Extract the full listing verbatim and drop any pictures from your copy.

- _Records provided_
------
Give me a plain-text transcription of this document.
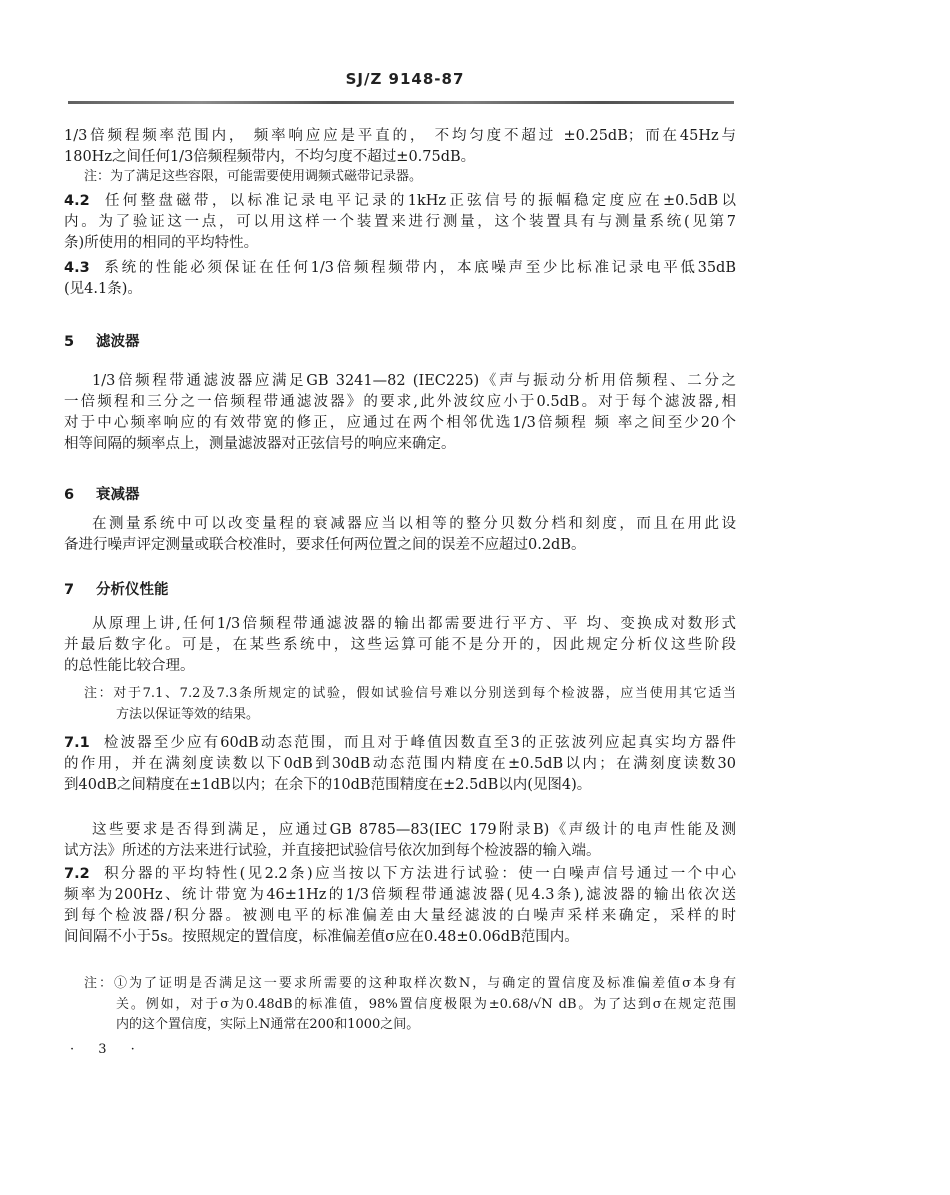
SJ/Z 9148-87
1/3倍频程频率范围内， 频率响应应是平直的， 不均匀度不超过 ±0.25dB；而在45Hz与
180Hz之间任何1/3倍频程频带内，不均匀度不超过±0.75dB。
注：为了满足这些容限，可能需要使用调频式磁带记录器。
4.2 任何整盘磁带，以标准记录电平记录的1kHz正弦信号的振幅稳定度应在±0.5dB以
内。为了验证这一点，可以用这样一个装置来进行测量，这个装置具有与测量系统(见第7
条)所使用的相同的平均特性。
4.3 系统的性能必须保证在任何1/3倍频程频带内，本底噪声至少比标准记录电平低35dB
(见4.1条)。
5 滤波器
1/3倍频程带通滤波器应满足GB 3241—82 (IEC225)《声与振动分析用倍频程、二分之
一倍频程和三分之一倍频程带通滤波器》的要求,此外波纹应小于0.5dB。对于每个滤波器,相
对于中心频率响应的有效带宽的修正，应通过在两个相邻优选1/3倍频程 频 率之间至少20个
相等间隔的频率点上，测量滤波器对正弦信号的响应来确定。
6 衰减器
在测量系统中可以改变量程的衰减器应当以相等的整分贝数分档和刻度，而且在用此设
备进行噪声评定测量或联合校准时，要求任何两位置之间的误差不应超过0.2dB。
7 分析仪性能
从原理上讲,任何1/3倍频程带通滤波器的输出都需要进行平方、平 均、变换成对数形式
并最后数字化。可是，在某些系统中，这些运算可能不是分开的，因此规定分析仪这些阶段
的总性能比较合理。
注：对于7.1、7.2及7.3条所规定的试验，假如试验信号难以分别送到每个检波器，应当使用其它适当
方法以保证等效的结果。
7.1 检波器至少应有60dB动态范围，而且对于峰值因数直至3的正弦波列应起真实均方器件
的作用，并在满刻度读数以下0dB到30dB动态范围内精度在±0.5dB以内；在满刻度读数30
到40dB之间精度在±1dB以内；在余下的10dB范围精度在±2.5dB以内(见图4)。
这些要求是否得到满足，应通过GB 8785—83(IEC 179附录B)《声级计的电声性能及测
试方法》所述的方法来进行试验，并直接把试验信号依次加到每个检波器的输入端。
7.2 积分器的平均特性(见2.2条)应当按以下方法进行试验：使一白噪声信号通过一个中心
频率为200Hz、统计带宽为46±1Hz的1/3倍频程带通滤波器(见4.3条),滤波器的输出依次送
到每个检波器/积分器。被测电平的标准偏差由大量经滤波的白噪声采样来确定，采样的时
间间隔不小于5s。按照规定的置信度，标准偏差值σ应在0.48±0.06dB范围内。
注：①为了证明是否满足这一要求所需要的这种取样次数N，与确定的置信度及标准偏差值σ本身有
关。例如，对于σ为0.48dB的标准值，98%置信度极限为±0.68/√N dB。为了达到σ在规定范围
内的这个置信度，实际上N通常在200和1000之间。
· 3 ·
------
- _Problem solution_
Give me a plain-text transcription of this document.
SJ/Z 9148-87
1/3倍频程频率范围内， 频率响应应是平直的， 不均匀度不超过 ±0.25dB；而在45Hz与
180Hz之间任何1/3倍频程频带内，不均匀度不超过±0.75dB。
注：为了满足这些容限，可能需要使用调频式磁带记录器。
4.2 任何整盘磁带，以标准记录电平记录的1kHz正弦信号的振幅稳定度应在±0.5dB以
内。为了验证这一点，可以用这样一个装置来进行测量，这个装置具有与测量系统(见第7
条)所使用的相同的平均特性。
4.3 系统的性能必须保证在任何1/3倍频程频带内，本底噪声至少比标准记录电平低35dB
(见4.1条)。
5 滤波器
1/3倍频程带通滤波器应满足GB 3241—82 (IEC225)《声与振动分析用倍频程、二分之
一倍频程和三分之一倍频程带通滤波器》的要求,此外波纹应小于0.5dB。对于每个滤波器,相
对于中心频率响应的有效带宽的修正，应通过在两个相邻优选1/3倍频程 频 率之间至少20个
相等间隔的频率点上，测量滤波器对正弦信号的响应来确定。
6 衰减器
在测量系统中可以改变量程的衰减器应当以相等的整分贝数分档和刻度，而且在用此设
备进行噪声评定测量或联合校准时，要求任何两位置之间的误差不应超过0.2dB。
7 分析仪性能
从原理上讲,任何1/3倍频程带通滤波器的输出都需要进行平方、平 均、变换成对数形式
并最后数字化。可是，在某些系统中，这些运算可能不是分开的，因此规定分析仪这些阶段
的总性能比较合理。
注：对于7.1、7.2及7.3条所规定的试验，假如试验信号难以分别送到每个检波器，应当使用其它适当
方法以保证等效的结果。
7.1 检波器至少应有60dB动态范围，而且对于峰值因数直至3的正弦波列应起真实均方器件
的作用，并在满刻度读数以下0dB到30dB动态范围内精度在±0.5dB以内；在满刻度读数30
到40dB之间精度在±1dB以内；在余下的10dB范围精度在±2.5dB以内(见图4)。
这些要求是否得到满足，应通过GB 8785—83(IEC 179附录B)《声级计的电声性能及测
试方法》所述的方法来进行试验，并直接把试验信号依次加到每个检波器的输入端。
7.2 积分器的平均特性(见2.2条)应当按以下方法进行试验：使一白噪声信号通过一个中心
频率为200Hz、统计带宽为46±1Hz的1/3倍频程带通滤波器(见4.3条),滤波器的输出依次送
到每个检波器/积分器。被测电平的标准偏差由大量经滤波的白噪声采样来确定，采样的时
间间隔不小于5s。按照规定的置信度，标准偏差值σ应在0.48±0.06dB范围内。
注：①为了证明是否满足这一要求所需要的这种取样次数N，与确定的置信度及标准偏差值σ本身有
关。例如，对于σ为0.48dB的标准值，98%置信度极限为±0.68/√N dB。为了达到σ在规定范围
内的这个置信度，实际上N通常在200和1000之间。
· 3 ·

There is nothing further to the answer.